PROBLEMS AND TASKS
[A] Answer these from the passage on CPET variables in heart failure, one answer per line:
(i) What do many of the additional CPET variables reflect?
(ii) An elevated Ve/Vco2 slope predicts adverse outcomes in which groups of patients?
(iii) Where are low end-tidal Pco2, exercise oscillatory breathing, and low oxygen uptake efficiency slope readily provided?
[B] According to the passage on CPET variables in heart failure, what causes the ventilatory and metabolic inefficiencies that many of the additional variables reflect? Explain in one to three sentences.

PASSAGE TO READ

Additional CPET variables are prognostically useful, both independently and with each other. Many of them reflect the ventilatory and metabolic inefficiencies that result from the extensive central and peripheral pathophysiology seen in heart failure.7,15–17
An elevated Ve/Vco2 slope is a strong predictor of adverse outcomes for patients with heart failure with either reduced or preserved ejection fraction.18,19 Other recognized prognostic indicators include20–23:
Low end-tidal Pco2
Exercise oscillatory breathing
Low oxygen uptake efficiency slope. All of these are readily provided in the reports of modern CPET systems. Explanations are in Table 1.

RECORDS SUPPLIED
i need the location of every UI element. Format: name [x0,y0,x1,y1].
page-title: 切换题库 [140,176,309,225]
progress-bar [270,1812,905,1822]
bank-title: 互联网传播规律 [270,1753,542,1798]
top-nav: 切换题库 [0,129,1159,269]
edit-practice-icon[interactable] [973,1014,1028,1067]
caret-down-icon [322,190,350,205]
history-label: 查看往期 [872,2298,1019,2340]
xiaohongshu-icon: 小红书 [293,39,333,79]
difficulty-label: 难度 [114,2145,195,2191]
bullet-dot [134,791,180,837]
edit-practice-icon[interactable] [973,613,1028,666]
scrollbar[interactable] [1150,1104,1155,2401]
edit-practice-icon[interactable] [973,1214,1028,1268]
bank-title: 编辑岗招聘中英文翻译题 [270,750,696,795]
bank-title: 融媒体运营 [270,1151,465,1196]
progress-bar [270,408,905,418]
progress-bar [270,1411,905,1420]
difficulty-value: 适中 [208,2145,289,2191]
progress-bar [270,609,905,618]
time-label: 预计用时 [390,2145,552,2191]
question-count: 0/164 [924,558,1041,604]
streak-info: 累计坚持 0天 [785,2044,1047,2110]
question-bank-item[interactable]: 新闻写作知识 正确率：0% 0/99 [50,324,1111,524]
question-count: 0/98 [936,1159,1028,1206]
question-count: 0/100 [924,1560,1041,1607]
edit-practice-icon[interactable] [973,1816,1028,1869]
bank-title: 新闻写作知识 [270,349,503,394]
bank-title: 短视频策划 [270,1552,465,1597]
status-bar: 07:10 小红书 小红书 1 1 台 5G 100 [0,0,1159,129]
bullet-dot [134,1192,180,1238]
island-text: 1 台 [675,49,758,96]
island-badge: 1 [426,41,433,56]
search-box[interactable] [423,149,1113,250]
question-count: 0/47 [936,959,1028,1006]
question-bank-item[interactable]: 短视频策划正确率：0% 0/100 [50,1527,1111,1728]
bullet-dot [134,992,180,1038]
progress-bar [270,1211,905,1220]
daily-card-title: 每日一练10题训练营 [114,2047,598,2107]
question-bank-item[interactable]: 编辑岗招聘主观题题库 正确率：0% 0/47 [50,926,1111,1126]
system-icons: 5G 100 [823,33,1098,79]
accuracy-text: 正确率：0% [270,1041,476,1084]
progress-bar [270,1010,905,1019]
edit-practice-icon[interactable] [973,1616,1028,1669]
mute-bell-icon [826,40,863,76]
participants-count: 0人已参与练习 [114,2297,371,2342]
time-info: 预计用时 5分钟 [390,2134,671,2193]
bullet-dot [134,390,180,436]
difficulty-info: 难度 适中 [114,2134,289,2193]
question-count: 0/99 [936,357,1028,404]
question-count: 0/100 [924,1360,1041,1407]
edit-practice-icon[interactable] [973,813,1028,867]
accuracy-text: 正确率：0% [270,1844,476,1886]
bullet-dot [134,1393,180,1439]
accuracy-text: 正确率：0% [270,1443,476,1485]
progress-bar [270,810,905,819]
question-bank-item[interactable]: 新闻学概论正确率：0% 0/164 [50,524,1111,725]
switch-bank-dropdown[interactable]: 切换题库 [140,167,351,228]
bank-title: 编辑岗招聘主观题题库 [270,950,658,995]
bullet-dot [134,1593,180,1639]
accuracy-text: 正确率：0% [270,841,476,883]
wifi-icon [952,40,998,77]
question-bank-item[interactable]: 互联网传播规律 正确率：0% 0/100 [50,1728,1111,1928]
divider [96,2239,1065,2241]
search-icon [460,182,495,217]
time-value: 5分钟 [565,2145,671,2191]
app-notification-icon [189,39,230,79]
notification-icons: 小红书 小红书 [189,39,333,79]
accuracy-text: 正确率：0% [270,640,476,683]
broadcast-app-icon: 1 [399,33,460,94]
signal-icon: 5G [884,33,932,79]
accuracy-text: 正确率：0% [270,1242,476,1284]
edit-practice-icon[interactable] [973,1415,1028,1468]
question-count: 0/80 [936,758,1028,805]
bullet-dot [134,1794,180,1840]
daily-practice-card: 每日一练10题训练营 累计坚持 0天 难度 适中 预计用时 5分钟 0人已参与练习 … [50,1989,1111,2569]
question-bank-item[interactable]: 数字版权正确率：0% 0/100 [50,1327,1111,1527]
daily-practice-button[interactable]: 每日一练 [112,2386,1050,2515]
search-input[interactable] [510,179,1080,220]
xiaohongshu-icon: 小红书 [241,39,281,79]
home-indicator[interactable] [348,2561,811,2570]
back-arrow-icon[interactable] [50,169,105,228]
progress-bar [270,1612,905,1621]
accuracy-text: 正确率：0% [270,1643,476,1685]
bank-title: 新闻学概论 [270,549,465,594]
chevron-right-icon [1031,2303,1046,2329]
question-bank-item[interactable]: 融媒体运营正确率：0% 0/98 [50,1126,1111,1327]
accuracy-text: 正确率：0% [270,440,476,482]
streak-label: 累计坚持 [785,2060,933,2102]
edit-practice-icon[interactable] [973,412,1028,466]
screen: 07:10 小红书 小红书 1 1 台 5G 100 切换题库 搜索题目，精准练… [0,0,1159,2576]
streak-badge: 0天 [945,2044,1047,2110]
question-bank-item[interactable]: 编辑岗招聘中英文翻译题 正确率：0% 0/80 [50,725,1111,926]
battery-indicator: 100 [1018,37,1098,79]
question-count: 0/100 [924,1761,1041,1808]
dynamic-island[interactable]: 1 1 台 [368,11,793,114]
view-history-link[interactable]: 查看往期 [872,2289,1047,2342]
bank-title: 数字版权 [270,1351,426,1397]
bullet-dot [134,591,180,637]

RESULTS OF THE EXERCISE
[A]
(i) The ventilatory and metabolic inefficiencies seen in heart failure.
(ii) Patients with heart failure with either reduced or preserved ejection fraction.
(iii) In the reports of modern CPET systems.

[B] These inefficiencies result from the extensive central and peripheral pathophysiology seen in heart failure. Many additional CPET variables reflect them.